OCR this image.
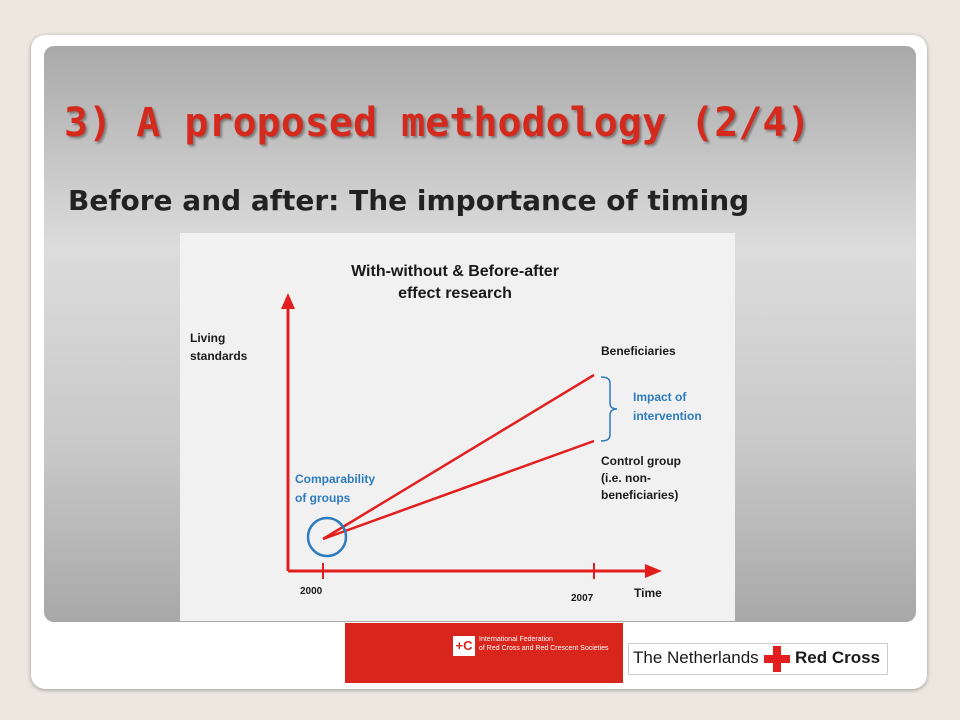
3) A proposed methodology (2/4)
Before and after: The importance of timing
With-without & Before-after
effect research
Living
standards	Beneficiaries
Impact of
intervention
Control group
(i.e. non-
beneficiaries)
Comparability
of groups
2000
2007	Time
+C International Federation
of Red Cross and Red Crescent Societies The Netherlands Red Cross
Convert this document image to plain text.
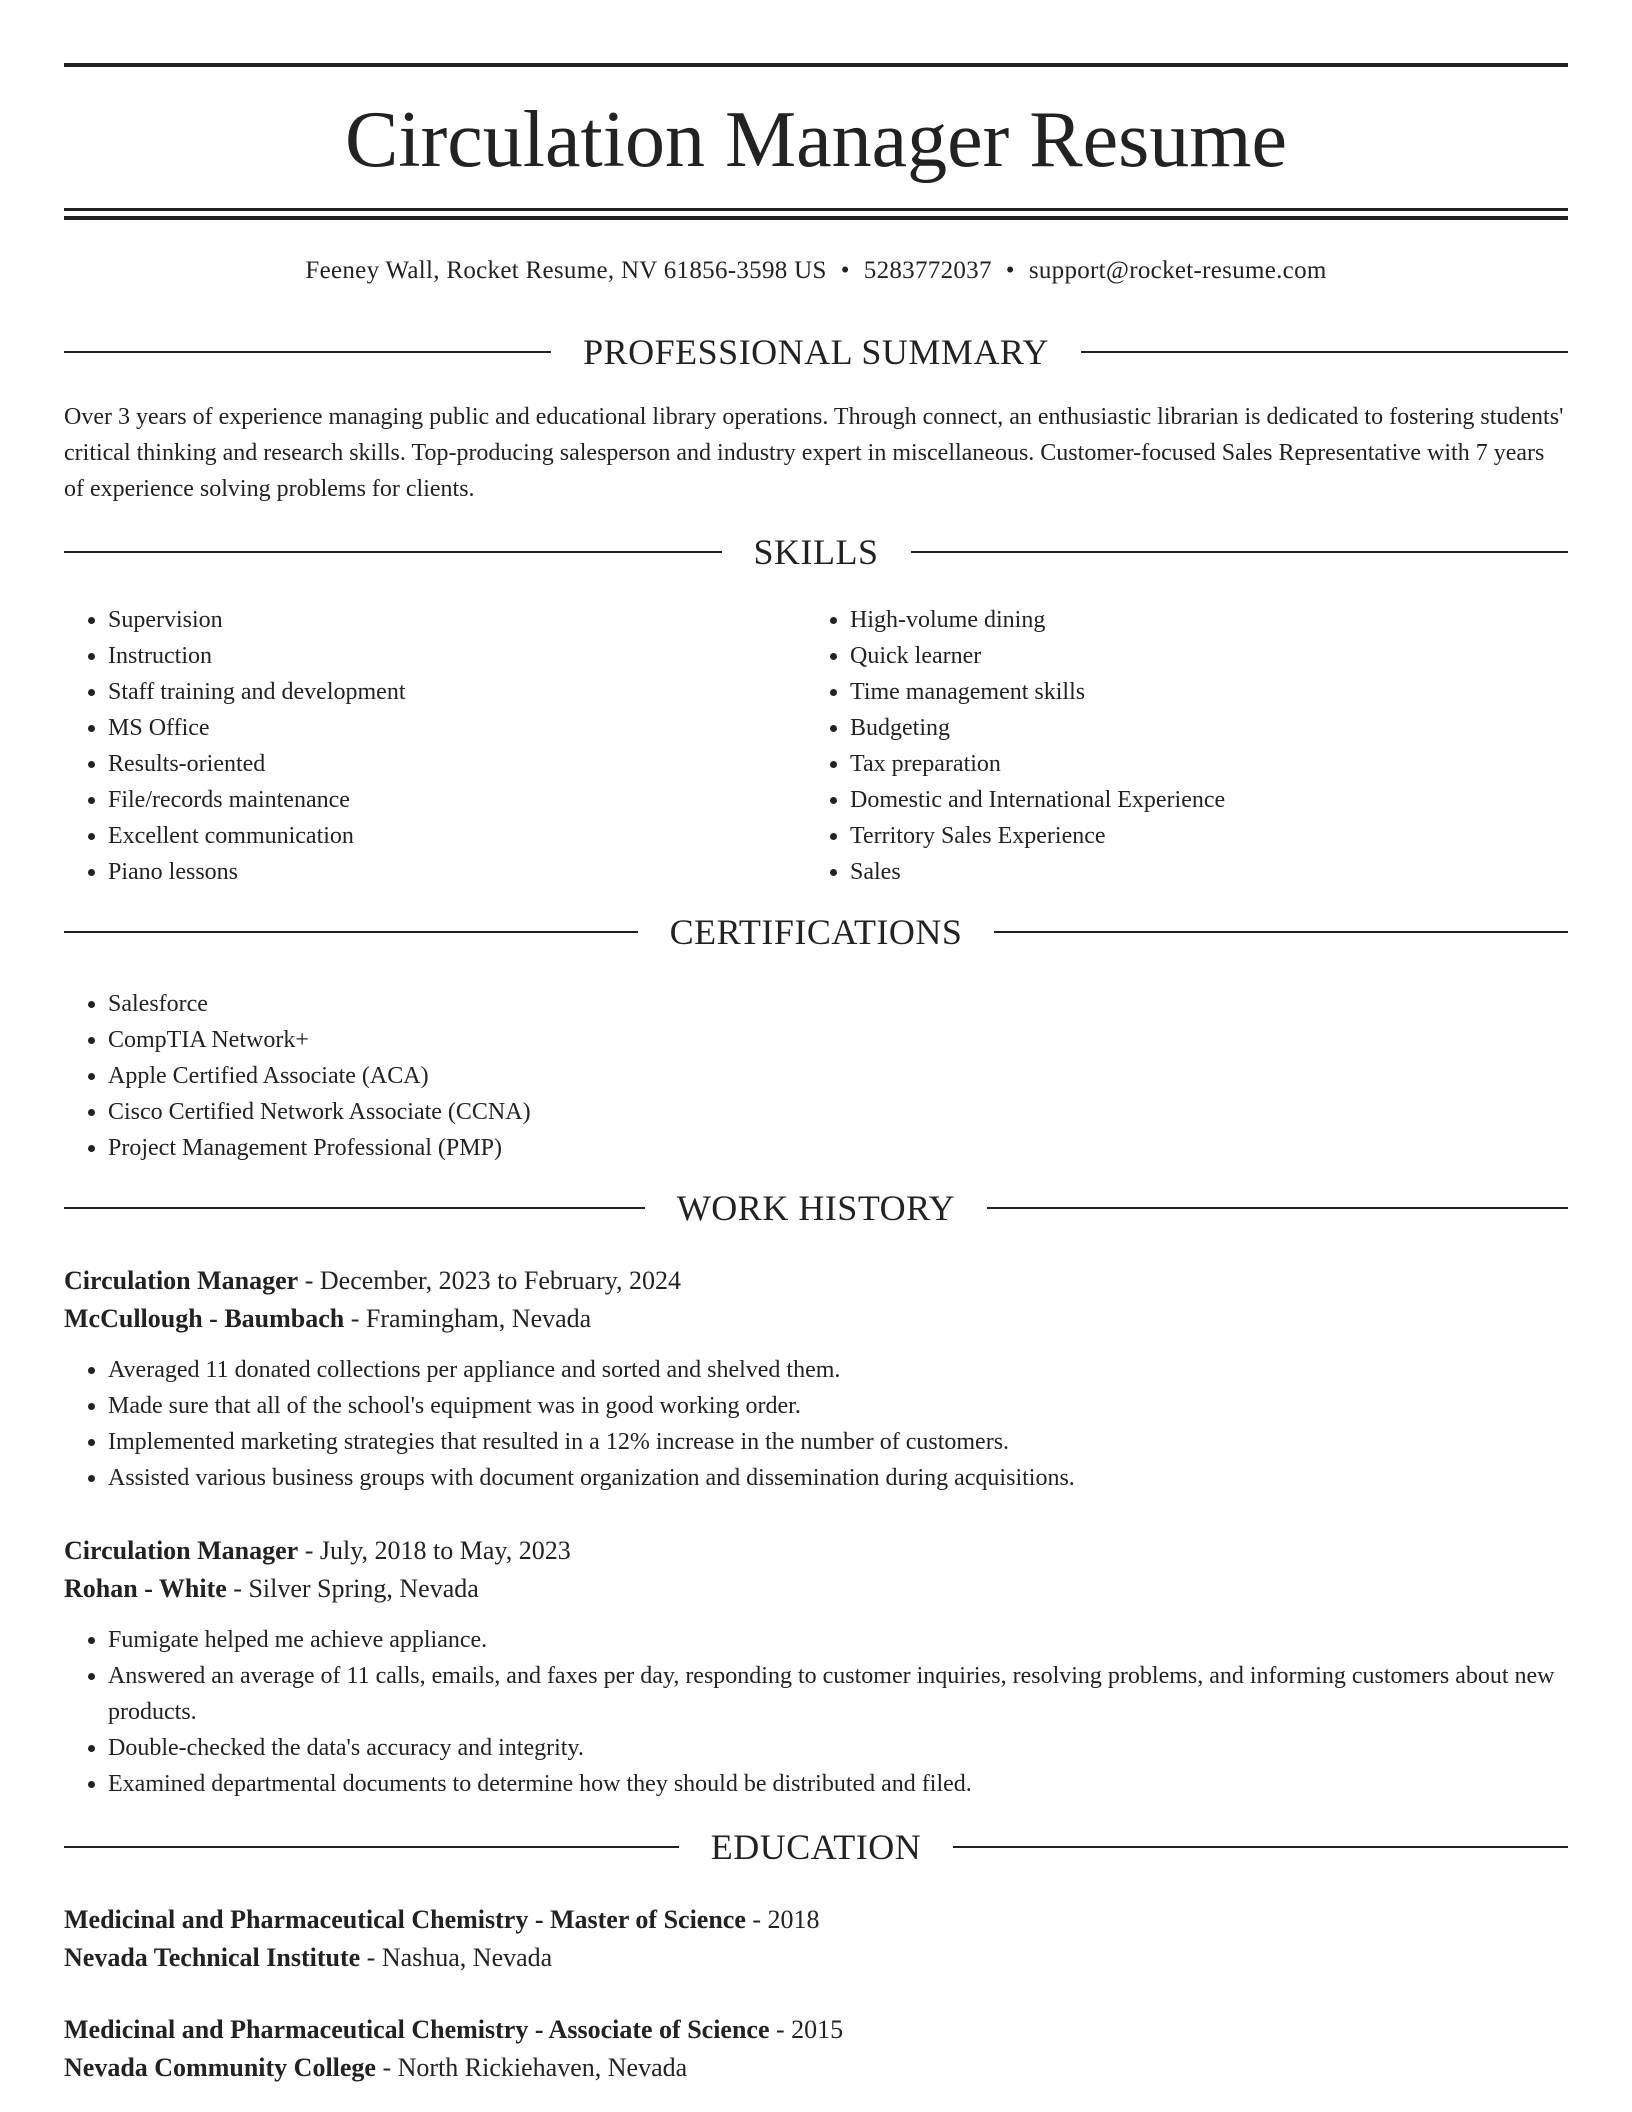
Circulation Manager Resume
Feeney Wall, Rocket Resume, NV 61856-3598 US • 5283772037 • support@rocket-resume.com
PROFESSIONAL SUMMARY

Over 3 years of experience managing public and educational library operations. Through connect, an enthusiastic librarian is dedicated to fostering students' critical thinking and research skills. Top-producing salesperson and industry expert in miscellaneous. Customer-focused Sales Representative with 7 years of experience solving problems for clients.

SKILLS
• Supervision
• Instruction
• Staff training and development
• MS Office
• Results-oriented
• File/records maintenance
• Excellent communication
• Piano lessons
• High-volume dining
• Quick learner
• Time management skills
• Budgeting
• Tax preparation
• Domestic and International Experience
• Territory Sales Experience
• Sales
CERTIFICATIONS
• Salesforce
• CompTIA Network+
• Apple Certified Associate (ACA)
• Cisco Certified Network Associate (CCNA)
• Project Management Professional (PMP)
WORK HISTORY
Circulation Manager - December, 2023 to February, 2024
McCullough - Baumbach - Framingham, Nevada
• Averaged 11 donated collections per appliance and sorted and shelved them.
• Made sure that all of the school's equipment was in good working order.
• Implemented marketing strategies that resulted in a 12% increase in the number of customers.
• Assisted various business groups with document organization and dissemination during acquisitions.
Circulation Manager - July, 2018 to May, 2023
Rohan - White - Silver Spring, Nevada
• Fumigate helped me achieve appliance.
• Answered an average of 11 calls, emails, and faxes per day, responding to customer inquiries, resolving problems, and informing customers about new products.
• Double-checked the data's accuracy and integrity.
• Examined departmental documents to determine how they should be distributed and filed.
EDUCATION
Medicinal and Pharmaceutical Chemistry - Master of Science - 2018
Nevada Technical Institute - Nashua, Nevada
Medicinal and Pharmaceutical Chemistry - Associate of Science - 2015
Nevada Community College - North Rickiehaven, Nevada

----------------------------------------

▶ **What you should do**
In your copy of the records, include no pictures; repeat everything else exactly.

▶ **Full response**
OCR this image.
3) A proposed methodology (2/4)
Before and after: The importance of timing
With-without & Before-after
effect research
Living
standards	Beneficiaries
Impact of
intervention
Control group
(i.e. non-
beneficiaries)
Comparability
of groups
2000
2007	Time
+C International Federation
of Red Cross and Red Crescent Societies The Netherlands Red Cross
Convert this document image to plain text.
Circulation Manager Resume
Feeney Wall, Rocket Resume, NV 61856-3598 US • 5283772037 • support@rocket-resume.com
PROFESSIONAL SUMMARY

Over 3 years of experience managing public and educational library operations. Through connect, an enthusiastic librarian is dedicated to fostering students' critical thinking and research skills. Top-producing salesperson and industry expert in miscellaneous. Customer-focused Sales Representative with 7 years of experience solving problems for clients.

SKILLS
• Supervision
• Instruction
• Staff training and development
• MS Office
• Results-oriented
• File/records maintenance
• Excellent communication
• Piano lessons
• High-volume dining
• Quick learner
• Time management skills
• Budgeting
• Tax preparation
• Domestic and International Experience
• Territory Sales Experience
• Sales
CERTIFICATIONS
• Salesforce
• CompTIA Network+
• Apple Certified Associate (ACA)
• Cisco Certified Network Associate (CCNA)
• Project Management Professional (PMP)
WORK HISTORY
Circulation Manager - December, 2023 to February, 2024
McCullough - Baumbach - Framingham, Nevada
• Averaged 11 donated collections per appliance and sorted and shelved them.
• Made sure that all of the school's equipment was in good working order.
• Implemented marketing strategies that resulted in a 12% increase in the number of customers.
• Assisted various business groups with document organization and dissemination during acquisitions.
Circulation Manager - July, 2018 to May, 2023
Rohan - White - Silver Spring, Nevada
• Fumigate helped me achieve appliance.
• Answered an average of 11 calls, emails, and faxes per day, responding to customer inquiries, resolving problems, and informing customers about new products.
• Double-checked the data's accuracy and integrity.
• Examined departmental documents to determine how they should be distributed and filed.
EDUCATION
Medicinal and Pharmaceutical Chemistry - Master of Science - 2018
Nevada Technical Institute - Nashua, Nevada
Medicinal and Pharmaceutical Chemistry - Associate of Science - 2015
Nevada Community College - North Rickiehaven, Nevada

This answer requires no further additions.